Quelle:

Wären James Dean und Jim Morrison auch zu Legenden geworden, hätten sie sich – anstatt in der Blüte ihrer Jugend zu sterben – mit 70, übergewichtig und ausgebrannt, von der Bühne verabschiedet? Andererseits: Elvis Presley und Marlon Brando haben es geschafft, ihren Zauber über die 40 hinaus zu retten, wenn auch im Falle von Elvis nicht allzu lange. Marlon Brando hingegen ist als Pate Vito Corleone endgültig zur Ikone geworden.
Was das alles mit Jesus Christus zu tun hat? Nun, im Grunde stellt das Musical „Jesus Christ Superstar“ eine ähnliche Frage. Was, wenn Jesus ein Rockstar wäre, dessen Musik die jugendlichen Massen aufsässig und unberechenbar macht? Der zudem noch Botschaften predigt, die schlecht fürs Geschäft des Establishments sind?
Rockmusik als Zeitdokument
Das Problem nur: Die Musik von Andrew Lloyd Webber mag 1970, als die Songs noch vor der Uraufführung des Stücks als Konzeptalbum herauskamen, rebellisch geklungen haben. Heute wirkt sie eher wie ein leicht angestaubtes Zeitdokument.
Anders gesagt: Es braucht schon ein wenig zeitgeschichtliches Bewusstsein, um zu begreifen, was denn an „Jesus Christ Superstar“ skandalös gewesen sein könnte (sieht man von der Tatsache ab, dass Jesus als Mensch mit Schwächen dargestellt und seine Bestimmung als Messias weitgehend ausgeblendet ist).
Orchester, Band, Chor und Solisten agieren fetzig, präzise und ausdrucksstark
Ein düsteres Kaleidoskop
Aber es sind dennoch eher die Bilder, die haften bleiben. Alexandra Burgstaller (Ausstattung) hat für die Drehbühne eine abschnittweise versenkbare, fahrbare (Show-)Treppe geschaffen, die unter effektvollem Licht wie ein düsteres Kaleidoskop funktioniert und in verblüffend vielen Einstellungen mal Rockbühne, mal Tempel, mal Gethsemane, mal Kerker, mal Büro des Pilatus und schließlich Golgatha darstellt.
Die Jünger, in diesem Falle eben Fans, tragen Hoodies, die Priester um Kaiphas (Bryan Boyce als finsterer Chefkapitalist) dunkelgraue Anzüge – doch es ist nicht so sehr der Konflikt mit der Obrigkeit, der das Stück prägt, sondern das Zerwürfnis zwischen Jesus und Judas. Letzterer trägt wohl nicht zufälligerweise papstrote Schuhe und agiert mit seinen ewigen Mahnungen wie der Vorbote einer prüden Amtskirche.

(Einträge zur Layoutannotation)
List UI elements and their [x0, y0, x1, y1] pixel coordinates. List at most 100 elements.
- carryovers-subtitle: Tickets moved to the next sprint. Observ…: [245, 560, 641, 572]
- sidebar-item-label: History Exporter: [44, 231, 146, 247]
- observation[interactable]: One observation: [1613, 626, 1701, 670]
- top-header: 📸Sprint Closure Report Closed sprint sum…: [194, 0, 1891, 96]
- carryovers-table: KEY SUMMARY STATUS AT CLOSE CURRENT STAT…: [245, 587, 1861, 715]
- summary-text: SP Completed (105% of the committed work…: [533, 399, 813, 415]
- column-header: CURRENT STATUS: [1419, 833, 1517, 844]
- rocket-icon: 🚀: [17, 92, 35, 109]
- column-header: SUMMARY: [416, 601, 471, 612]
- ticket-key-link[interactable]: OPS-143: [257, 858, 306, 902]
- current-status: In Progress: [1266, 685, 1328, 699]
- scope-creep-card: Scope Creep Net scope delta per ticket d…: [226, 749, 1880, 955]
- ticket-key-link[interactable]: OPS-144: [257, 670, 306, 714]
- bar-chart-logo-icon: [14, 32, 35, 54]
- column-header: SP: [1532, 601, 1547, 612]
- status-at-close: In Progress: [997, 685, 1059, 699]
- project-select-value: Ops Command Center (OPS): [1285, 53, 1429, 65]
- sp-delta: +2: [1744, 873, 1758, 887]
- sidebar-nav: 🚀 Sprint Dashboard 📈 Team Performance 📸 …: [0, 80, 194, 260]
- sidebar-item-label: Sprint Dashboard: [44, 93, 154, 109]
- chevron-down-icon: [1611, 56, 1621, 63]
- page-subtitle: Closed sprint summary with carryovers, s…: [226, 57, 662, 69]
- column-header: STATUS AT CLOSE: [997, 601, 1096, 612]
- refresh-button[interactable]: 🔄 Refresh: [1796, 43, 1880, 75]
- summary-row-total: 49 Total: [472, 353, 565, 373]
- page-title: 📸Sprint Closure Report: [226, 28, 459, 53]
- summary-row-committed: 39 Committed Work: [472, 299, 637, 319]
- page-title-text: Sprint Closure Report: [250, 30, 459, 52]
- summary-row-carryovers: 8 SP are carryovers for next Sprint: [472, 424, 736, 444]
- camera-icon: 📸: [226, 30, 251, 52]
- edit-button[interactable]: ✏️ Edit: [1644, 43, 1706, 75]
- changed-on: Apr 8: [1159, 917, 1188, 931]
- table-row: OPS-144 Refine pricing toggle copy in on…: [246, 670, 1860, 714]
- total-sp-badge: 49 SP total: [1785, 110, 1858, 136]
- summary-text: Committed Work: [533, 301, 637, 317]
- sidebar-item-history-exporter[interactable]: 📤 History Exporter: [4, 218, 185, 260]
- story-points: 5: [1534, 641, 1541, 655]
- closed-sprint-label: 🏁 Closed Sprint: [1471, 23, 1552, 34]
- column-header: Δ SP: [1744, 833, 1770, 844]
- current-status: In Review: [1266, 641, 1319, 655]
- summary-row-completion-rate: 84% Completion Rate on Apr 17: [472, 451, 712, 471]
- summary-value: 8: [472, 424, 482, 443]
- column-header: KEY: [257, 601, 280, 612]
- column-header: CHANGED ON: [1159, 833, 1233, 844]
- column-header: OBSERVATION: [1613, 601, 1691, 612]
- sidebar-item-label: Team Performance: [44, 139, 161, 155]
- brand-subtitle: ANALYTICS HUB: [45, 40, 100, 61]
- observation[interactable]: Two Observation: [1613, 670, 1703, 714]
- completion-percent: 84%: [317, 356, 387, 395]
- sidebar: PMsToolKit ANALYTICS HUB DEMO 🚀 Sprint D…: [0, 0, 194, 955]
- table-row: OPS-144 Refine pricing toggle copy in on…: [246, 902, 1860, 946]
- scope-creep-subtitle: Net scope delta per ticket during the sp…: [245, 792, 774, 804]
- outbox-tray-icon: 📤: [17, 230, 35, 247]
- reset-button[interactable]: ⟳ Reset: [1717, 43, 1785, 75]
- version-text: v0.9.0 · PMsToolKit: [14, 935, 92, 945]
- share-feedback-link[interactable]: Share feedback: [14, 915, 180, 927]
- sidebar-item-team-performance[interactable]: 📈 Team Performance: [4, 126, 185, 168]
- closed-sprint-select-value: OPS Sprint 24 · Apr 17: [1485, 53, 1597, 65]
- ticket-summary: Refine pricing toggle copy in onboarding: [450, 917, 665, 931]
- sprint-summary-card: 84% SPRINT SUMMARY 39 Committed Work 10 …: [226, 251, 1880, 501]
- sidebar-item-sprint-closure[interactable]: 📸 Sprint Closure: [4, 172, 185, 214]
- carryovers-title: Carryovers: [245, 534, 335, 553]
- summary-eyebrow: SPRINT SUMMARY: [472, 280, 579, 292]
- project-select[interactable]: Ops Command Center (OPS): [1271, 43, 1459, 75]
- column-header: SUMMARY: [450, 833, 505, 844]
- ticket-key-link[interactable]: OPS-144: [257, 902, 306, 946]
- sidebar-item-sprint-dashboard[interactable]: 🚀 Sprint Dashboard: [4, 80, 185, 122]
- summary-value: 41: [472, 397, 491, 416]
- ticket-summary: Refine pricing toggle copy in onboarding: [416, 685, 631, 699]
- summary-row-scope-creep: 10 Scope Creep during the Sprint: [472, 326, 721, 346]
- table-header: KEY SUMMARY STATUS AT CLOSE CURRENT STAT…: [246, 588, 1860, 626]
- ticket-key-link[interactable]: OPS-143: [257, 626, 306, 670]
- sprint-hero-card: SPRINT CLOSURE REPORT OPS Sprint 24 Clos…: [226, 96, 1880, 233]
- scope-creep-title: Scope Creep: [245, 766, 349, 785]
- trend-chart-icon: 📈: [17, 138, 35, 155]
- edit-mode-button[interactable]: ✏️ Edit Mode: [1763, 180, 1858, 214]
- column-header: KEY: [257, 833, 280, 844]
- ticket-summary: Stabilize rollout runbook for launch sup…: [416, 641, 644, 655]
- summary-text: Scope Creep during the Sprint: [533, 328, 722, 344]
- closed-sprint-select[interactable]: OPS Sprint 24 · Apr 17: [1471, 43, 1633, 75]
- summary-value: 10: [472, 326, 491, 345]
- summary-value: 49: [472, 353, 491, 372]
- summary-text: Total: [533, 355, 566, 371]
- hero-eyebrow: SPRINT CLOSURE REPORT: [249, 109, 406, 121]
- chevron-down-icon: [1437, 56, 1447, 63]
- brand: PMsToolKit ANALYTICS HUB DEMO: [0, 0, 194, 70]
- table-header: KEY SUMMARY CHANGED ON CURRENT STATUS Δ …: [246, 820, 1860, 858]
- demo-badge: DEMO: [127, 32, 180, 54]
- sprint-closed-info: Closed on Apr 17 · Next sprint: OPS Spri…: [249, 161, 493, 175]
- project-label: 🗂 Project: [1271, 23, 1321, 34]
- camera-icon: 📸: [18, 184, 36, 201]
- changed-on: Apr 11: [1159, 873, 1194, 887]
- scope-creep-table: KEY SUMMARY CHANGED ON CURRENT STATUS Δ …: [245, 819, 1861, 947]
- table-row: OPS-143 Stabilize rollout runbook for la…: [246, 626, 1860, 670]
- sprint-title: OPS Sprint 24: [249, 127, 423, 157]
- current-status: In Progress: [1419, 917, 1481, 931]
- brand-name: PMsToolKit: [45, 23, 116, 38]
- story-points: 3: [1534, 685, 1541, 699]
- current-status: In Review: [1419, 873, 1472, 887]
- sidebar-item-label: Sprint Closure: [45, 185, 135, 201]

Aufgaben:
1. Gib die Rezension im Abschnitt von „Was das alles“ bis einschließlich „leicht angestaubtes Zeitdokument.“ erneut wieder und ersetze darin „Rockstar“ durch „Popstar“.
2. Schreib die Rezension zu „Jesus Christ Superstar“ im Anschluss an ihren letzten Satz weiter.

Lösungen:
1.
Was das alles mit Jesus Christus zu tun hat? Nun, im Grunde stellt das Musical „Jesus Christ Superstar“ eine ähnliche Frage. Was, wenn Jesus ein Popstar wäre, dessen Musik die jugendlichen Massen aufsässig und unberechenbar macht? Der zudem noch Botschaften predigt, die schlecht fürs Geschäft des Establishments sind?
Rockmusik als Zeitdokument
Das Problem nur: Die Musik von Andrew Lloyd Webber mag 1970, als die Songs noch vor der Uraufführung des Stücks als Konzeptalbum herauskamen, rebellisch geklungen haben. Heute wirkt sie eher wie ein leicht angestaubtes Zeitdokument.

2.
Christopher Brose (Jesus) und Francisco del Solar (Judas) meistern die riesigen Tonumfänge ihrer Partien tapfer und sind ansonsten schlüssige Kontrahenten: der eine charismatisch aber irgendwie erschöpft, der andere prinzipientreu aber desillusioniert. In der deutschen Version wirkt die eine oder andere Textzeile („Singt mir ein Lied“) wie auch die eine oder andere Szene mit Maria Magdalena (Lea Sophie Salfeld) allerdings leicht kirchentagsmäßig.
39 Stromstöße
Dafür wirken andere Szenen umso stärker: Die 39 Peitschenhiebe sind Stromstöße, verabreicht unter der Aufsicht eines genervten Pontius Pilatus (herrlich korrupt: Daniel Fiolka).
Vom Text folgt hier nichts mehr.